Records for this task:
========================================================================
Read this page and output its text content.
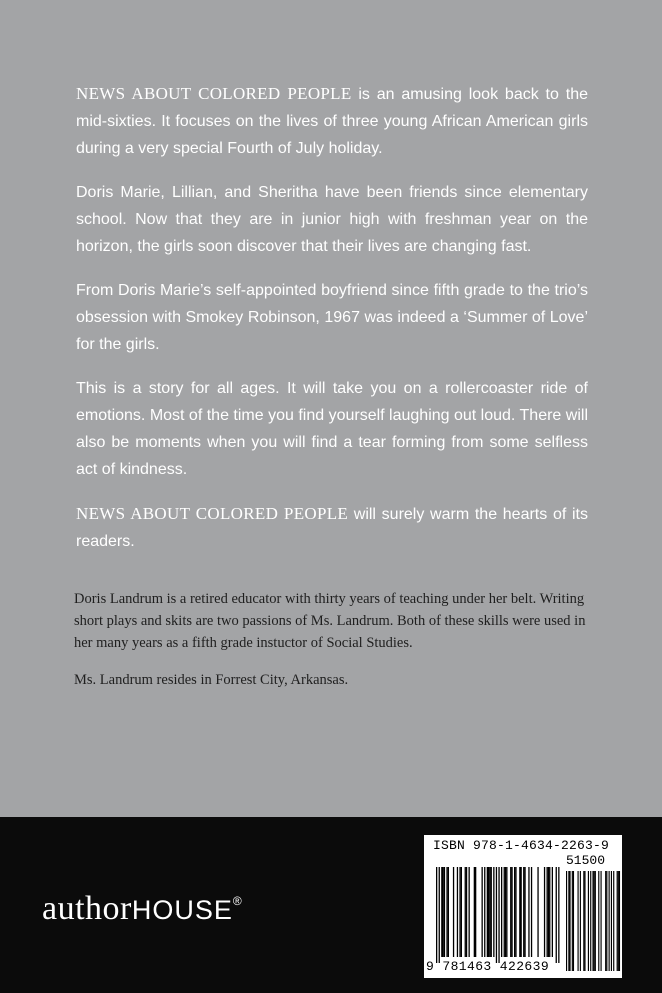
NEWS ABOUT COLORED PEOPLE is an amusing look back to the mid-sixties. It focuses on the lives of three young African American girls during a very special Fourth of July holiday.

Doris Marie, Lillian, and Sheritha have been friends since elementary school. Now that they are in junior high with freshman year on the horizon, the girls soon discover that their lives are changing fast.

From Doris Marie’s self-appointed boyfriend since fifth grade to the trio’s obsession with Smokey Robinson, 1967 was indeed a ‘Summer of Love’ for the girls.

This is a story for all ages. It will take you on a rollercoaster ride of emotions. Most of the time you find yourself laughing out loud. There will also be moments when you will find a tear forming from some selfless act of kindness.

NEWS ABOUT COLORED PEOPLE will surely warm the hearts of its readers.

Doris Landrum is a retired educator with thirty years of teaching under her belt. Writing short plays and skits are two passions of Ms. Landrum. Both of these skills were used in her many years as a fifth grade instuctor of Social Studies.

Ms. Landrum resides in Forrest City, Arkansas.

authorHOUSE®
ISBN 978-1-4634-2263-9
51500
9 781463 422639
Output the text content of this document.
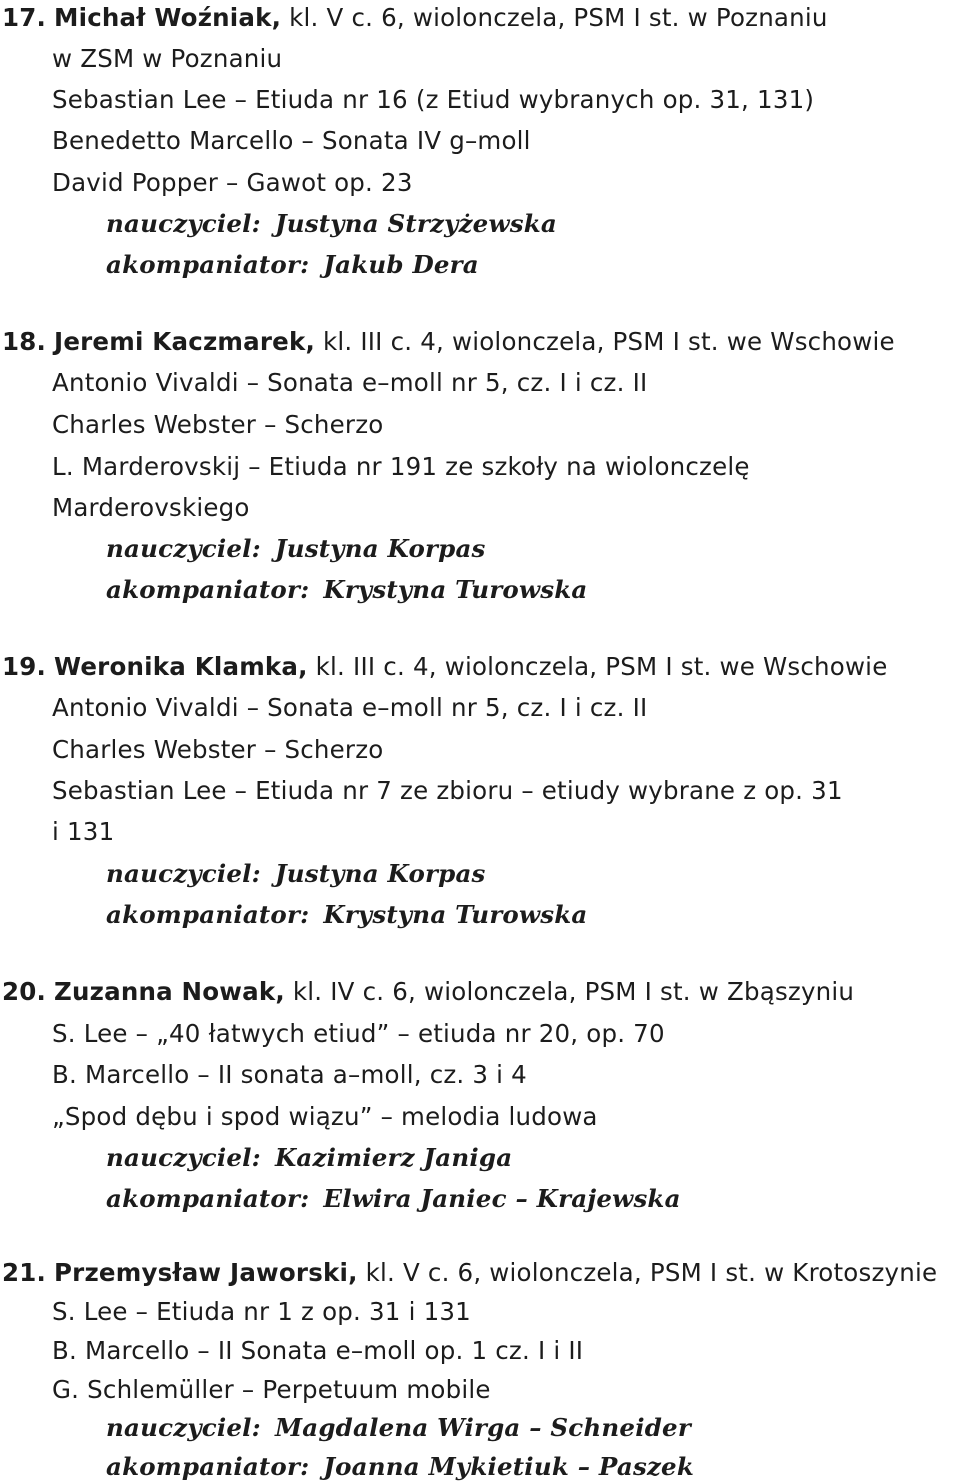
17. Michał Woźniak, kl. V c. 6, wiolonczela, PSM I st. w Poznaniu
w ZSM w Poznaniu
Sebastian Lee – Etiuda nr 16 (z Etiud wybranych op. 31, 131)
Benedetto Marcello – Sonata IV g–moll
David Popper – Gawot op. 23
nauczyciel: Justyna Strzyżewska
akompaniator: Jakub Dera
18. Jeremi Kaczmarek, kl. III c. 4, wiolonczela, PSM I st. we Wschowie
Antonio Vivaldi – Sonata e–moll nr 5, cz. I i cz. II
Charles Webster – Scherzo
L. Marderovskij – Etiuda nr 191 ze szkoły na wiolonczelę
Marderovskiego
nauczyciel: Justyna Korpas
akompaniator: Krystyna Turowska
19. Weronika Klamka, kl. III c. 4, wiolonczela, PSM I st. we Wschowie
Antonio Vivaldi – Sonata e–moll nr 5, cz. I i cz. II
Charles Webster – Scherzo
Sebastian Lee – Etiuda nr 7 ze zbioru – etiudy wybrane z op. 31
i 131
nauczyciel: Justyna Korpas
akompaniator: Krystyna Turowska
20. Zuzanna Nowak, kl. IV c. 6, wiolonczela, PSM I st. w Zbąszyniu
S. Lee – „40 łatwych etiud” – etiuda nr 20, op. 70
B. Marcello – II sonata a–moll, cz. 3 i 4
„Spod dębu i spod wiązu” – melodia ludowa
nauczyciel: Kazimierz Janiga
akompaniator: Elwira Janiec – Krajewska
21. Przemysław Jaworski, kl. V c. 6, wiolonczela, PSM I st. w Krotoszynie
S. Lee – Etiuda nr 1 z op. 31 i 131
B. Marcello – II Sonata e–moll op. 1 cz. I i II
G. Schlemüller – Perpetuum mobile
nauczyciel: Magdalena Wirga – Schneider
akompaniator: Joanna Mykietiuk – Paszek
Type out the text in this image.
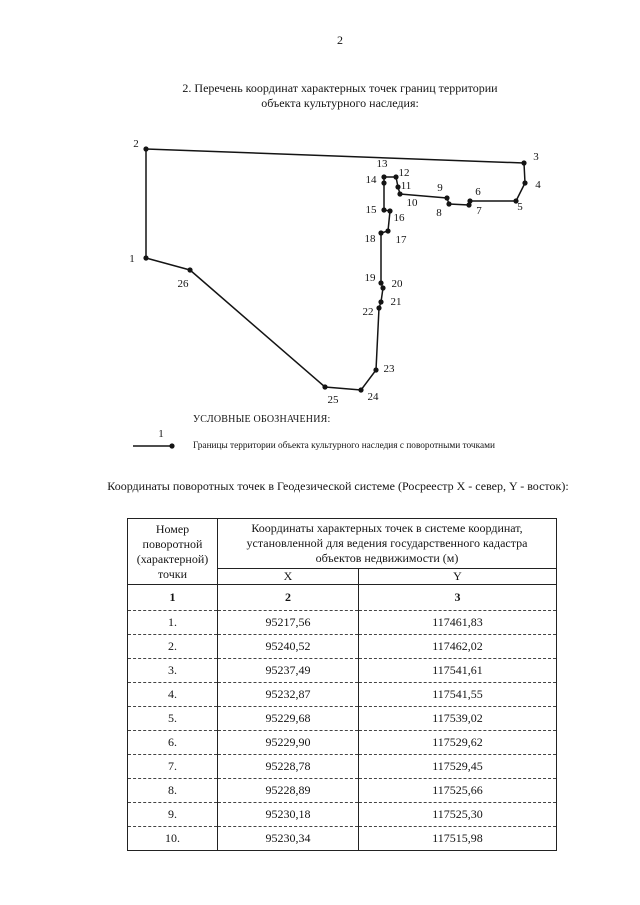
2
2. Перечень координат характерных точек границ территории
объекта культурного наследия:
1
2
3
4
5
6
7
8
9
10
11
12
13
14
15
16
17
18
19 20
21
22
23
24
25
26
1
УСЛОВНЫЕ ОБОЗНАЧЕНИЯ:
Границы территории объекта культурного наследия с поворотными точками
Координаты поворотных точек в Геодезической системе (Росреестр X - север, Y - восток):
Номер
поворотной
(характерной)
точки	Координаты характерных точек в системе координат,
установленной для ведения государственного кадастра
объектов недвижимости (м)	

	X	Y
1	2	3
1.	95217,56	117461,83
2.	95240,52	117462,02
3.	95237,49	117541,61
4.	95232,87	117541,55
5.	95229,68	117539,02
6.	95229,90	117529,62
7.	95228,78	117529,45
8.	95228,89	117525,66
9.	95230,18	117525,30
10.	95230,34	117515,98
========================================================================
The records above need to be restated word for word, with the pictures left out.

Read this page and output its text content.
NEWS ABOUT COLORED PEOPLE is an amusing look back to the mid-sixties. It focuses on the lives of three young African American girls during a very special Fourth of July holiday.

Doris Marie, Lillian, and Sheritha have been friends since elementary school. Now that they are in junior high with freshman year on the horizon, the girls soon discover that their lives are changing fast.

From Doris Marie’s self-appointed boyfriend since fifth grade to the trio’s obsession with Smokey Robinson, 1967 was indeed a ‘Summer of Love’ for the girls.

This is a story for all ages. It will take you on a rollercoaster ride of emotions. Most of the time you find yourself laughing out loud. There will also be moments when you will find a tear forming from some selfless act of kindness.

NEWS ABOUT COLORED PEOPLE will surely warm the hearts of its readers.

Doris Landrum is a retired educator with thirty years of teaching under her belt. Writing short plays and skits are two passions of Ms. Landrum. Both of these skills were used in her many years as a fifth grade instuctor of Social Studies.

Ms. Landrum resides in Forrest City, Arkansas.

authorHOUSE®
ISBN 978-1-4634-2263-9
51500
9 781463 422639
Output the text content of this document.
17. Michał Woźniak, kl. V c. 6, wiolonczela, PSM I st. w Poznaniu
w ZSM w Poznaniu
Sebastian Lee – Etiuda nr 16 (z Etiud wybranych op. 31, 131)
Benedetto Marcello – Sonata IV g–moll
David Popper – Gawot op. 23
nauczyciel: Justyna Strzyżewska
akompaniator: Jakub Dera
18. Jeremi Kaczmarek, kl. III c. 4, wiolonczela, PSM I st. we Wschowie
Antonio Vivaldi – Sonata e–moll nr 5, cz. I i cz. II
Charles Webster – Scherzo
L. Marderovskij – Etiuda nr 191 ze szkoły na wiolonczelę
Marderovskiego
nauczyciel: Justyna Korpas
akompaniator: Krystyna Turowska
19. Weronika Klamka, kl. III c. 4, wiolonczela, PSM I st. we Wschowie
Antonio Vivaldi – Sonata e–moll nr 5, cz. I i cz. II
Charles Webster – Scherzo
Sebastian Lee – Etiuda nr 7 ze zbioru – etiudy wybrane z op. 31
i 131
nauczyciel: Justyna Korpas
akompaniator: Krystyna Turowska
20. Zuzanna Nowak, kl. IV c. 6, wiolonczela, PSM I st. w Zbąszyniu
S. Lee – „40 łatwych etiud” – etiuda nr 20, op. 70
B. Marcello – II sonata a–moll, cz. 3 i 4
„Spod dębu i spod wiązu” – melodia ludowa
nauczyciel: Kazimierz Janiga
akompaniator: Elwira Janiec – Krajewska
21. Przemysław Jaworski, kl. V c. 6, wiolonczela, PSM I st. w Krotoszynie
S. Lee – Etiuda nr 1 z op. 31 i 131
B. Marcello – II Sonata e–moll op. 1 cz. I i II
G. Schlemüller – Perpetuum mobile
nauczyciel: Magdalena Wirga – Schneider
akompaniator: Joanna Mykietiuk – Paszek
Type out the text in this image.
2
2. Перечень координат характерных точек границ территории
объекта культурного наследия:
1
2
3
4
5
6
7
8
9
10
11
12
13
14
15
16
17
18
19 20
21
22
23
24
25
26
1
УСЛОВНЫЕ ОБОЗНАЧЕНИЯ:
Границы территории объекта культурного наследия с поворотными точками
Координаты поворотных точек в Геодезической системе (Росреестр X - север, Y - восток):
Номер
поворотной
(характерной)
точки	Координаты характерных точек в системе координат,
установленной для ведения государственного кадастра
объектов недвижимости (м)	

	X	Y
1	2	3
1.	95217,56	117461,83
2.	95240,52	117462,02
3.	95237,49	117541,61
4.	95232,87	117541,55
5.	95229,68	117539,02
6.	95229,90	117529,62
7.	95228,78	117529,45
8.	95228,89	117525,66
9.	95230,18	117525,30
10.	95230,34	117515,98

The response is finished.